Stated goal> Among the records below, find each line that includes the string "Tour" and copy it.

Records for the task>
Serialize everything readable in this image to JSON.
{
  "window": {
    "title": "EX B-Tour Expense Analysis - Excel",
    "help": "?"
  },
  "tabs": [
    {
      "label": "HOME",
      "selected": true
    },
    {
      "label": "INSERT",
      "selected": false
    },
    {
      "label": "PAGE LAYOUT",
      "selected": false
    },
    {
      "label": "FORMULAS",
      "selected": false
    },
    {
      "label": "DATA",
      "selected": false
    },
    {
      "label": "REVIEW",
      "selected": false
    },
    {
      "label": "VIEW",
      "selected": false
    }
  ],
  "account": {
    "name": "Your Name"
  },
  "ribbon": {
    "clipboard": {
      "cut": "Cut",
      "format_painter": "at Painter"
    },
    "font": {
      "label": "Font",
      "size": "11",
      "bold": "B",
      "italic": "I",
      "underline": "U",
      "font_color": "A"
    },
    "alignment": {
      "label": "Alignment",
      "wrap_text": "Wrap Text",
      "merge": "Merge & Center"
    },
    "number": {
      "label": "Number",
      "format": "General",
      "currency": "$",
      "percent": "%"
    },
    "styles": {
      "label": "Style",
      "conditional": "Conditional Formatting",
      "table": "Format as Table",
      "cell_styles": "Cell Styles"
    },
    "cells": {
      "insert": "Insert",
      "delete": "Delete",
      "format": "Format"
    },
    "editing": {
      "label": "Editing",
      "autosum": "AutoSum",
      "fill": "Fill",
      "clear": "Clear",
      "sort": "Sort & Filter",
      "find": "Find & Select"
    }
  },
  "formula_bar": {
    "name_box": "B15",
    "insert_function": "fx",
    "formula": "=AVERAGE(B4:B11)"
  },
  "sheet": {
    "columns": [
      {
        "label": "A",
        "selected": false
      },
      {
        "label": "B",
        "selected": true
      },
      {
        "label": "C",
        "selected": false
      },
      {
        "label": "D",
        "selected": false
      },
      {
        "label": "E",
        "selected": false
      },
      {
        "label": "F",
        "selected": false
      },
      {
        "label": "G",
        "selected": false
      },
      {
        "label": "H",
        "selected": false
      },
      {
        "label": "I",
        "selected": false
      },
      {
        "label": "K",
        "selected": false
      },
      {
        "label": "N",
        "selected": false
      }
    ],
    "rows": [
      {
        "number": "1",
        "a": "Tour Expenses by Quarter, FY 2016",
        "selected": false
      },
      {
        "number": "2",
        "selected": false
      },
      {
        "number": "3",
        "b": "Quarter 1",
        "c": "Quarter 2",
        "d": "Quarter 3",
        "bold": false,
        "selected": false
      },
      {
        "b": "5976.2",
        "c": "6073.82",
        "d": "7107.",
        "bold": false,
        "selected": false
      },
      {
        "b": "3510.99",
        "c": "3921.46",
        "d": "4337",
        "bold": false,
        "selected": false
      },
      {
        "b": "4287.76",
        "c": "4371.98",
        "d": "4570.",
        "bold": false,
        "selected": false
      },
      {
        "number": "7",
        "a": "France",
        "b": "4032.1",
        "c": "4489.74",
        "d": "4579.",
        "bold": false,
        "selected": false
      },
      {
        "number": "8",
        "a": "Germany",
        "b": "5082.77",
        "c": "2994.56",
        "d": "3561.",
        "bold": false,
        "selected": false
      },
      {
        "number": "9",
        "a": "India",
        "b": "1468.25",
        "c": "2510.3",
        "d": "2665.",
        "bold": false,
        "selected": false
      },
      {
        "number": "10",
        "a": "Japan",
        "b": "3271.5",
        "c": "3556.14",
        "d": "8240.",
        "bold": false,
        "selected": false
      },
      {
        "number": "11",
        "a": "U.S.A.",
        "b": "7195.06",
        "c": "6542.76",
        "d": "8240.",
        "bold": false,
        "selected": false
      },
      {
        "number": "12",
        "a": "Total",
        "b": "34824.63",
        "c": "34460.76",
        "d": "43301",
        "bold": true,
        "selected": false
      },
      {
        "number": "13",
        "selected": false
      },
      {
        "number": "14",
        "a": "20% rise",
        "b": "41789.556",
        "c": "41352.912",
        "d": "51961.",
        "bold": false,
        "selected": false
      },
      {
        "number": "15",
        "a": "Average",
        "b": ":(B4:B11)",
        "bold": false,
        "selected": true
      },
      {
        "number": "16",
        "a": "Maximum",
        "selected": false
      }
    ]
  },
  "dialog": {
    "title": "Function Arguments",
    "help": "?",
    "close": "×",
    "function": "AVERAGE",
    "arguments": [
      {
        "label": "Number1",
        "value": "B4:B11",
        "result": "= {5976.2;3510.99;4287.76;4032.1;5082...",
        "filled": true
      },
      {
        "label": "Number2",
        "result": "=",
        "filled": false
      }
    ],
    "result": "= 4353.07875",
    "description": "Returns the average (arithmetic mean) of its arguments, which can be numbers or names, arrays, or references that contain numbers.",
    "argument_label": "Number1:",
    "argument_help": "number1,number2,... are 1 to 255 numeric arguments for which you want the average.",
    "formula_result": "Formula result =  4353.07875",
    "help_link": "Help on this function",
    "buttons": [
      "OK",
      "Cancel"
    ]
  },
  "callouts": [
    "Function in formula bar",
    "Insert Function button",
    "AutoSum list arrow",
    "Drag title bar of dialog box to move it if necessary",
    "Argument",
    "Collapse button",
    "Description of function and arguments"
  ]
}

Exercise result>
    "title": "EX B-Tour Expense Analysis - Excel",
        "a": "Tour Expenses by Quarter, FY 2016",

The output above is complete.